- **INSTRUCTION**
The exercise asks for every line of the data to be reproduced exactly.

- **EXERCISE DATA**
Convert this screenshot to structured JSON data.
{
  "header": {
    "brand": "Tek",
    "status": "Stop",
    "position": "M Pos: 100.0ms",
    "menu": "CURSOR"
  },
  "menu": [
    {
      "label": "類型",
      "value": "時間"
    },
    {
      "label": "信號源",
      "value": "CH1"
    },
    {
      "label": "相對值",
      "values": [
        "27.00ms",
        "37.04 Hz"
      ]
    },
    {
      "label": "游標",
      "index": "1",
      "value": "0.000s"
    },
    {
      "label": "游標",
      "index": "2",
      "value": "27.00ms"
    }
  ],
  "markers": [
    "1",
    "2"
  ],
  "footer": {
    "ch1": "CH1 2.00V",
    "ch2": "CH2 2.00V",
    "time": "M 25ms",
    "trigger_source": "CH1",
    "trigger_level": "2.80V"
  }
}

- **TASK ANSWER**
Convert this screenshot to structured JSON data.
{
  "header": {
    "brand": "Tek",
    "status": "Stop",
    "position": "M Pos: 100.0ms",
    "menu": "CURSOR"
  },
  "menu": [
    {
      "label": "類型",
      "value": "時間"
    },
    {
      "label": "信號源",
      "value": "CH1"
    },
    {
      "label": "相對值",
      "values": [
        "27.00ms",
        "37.04 Hz"
      ]
    },
    {
      "label": "游標",
      "index": "1",
      "value": "0.000s"
    },
    {
      "label": "游標",
      "index": "2",
      "value": "27.00ms"
    }
  ],
  "markers": [
    "1",
    "2"
  ],
  "footer": {
    "ch1": "CH1 2.00V",
    "ch2": "CH2 2.00V",
    "time": "M 25ms",
    "trigger_source": "CH1",
    "trigger_level": "2.80V"
  }
}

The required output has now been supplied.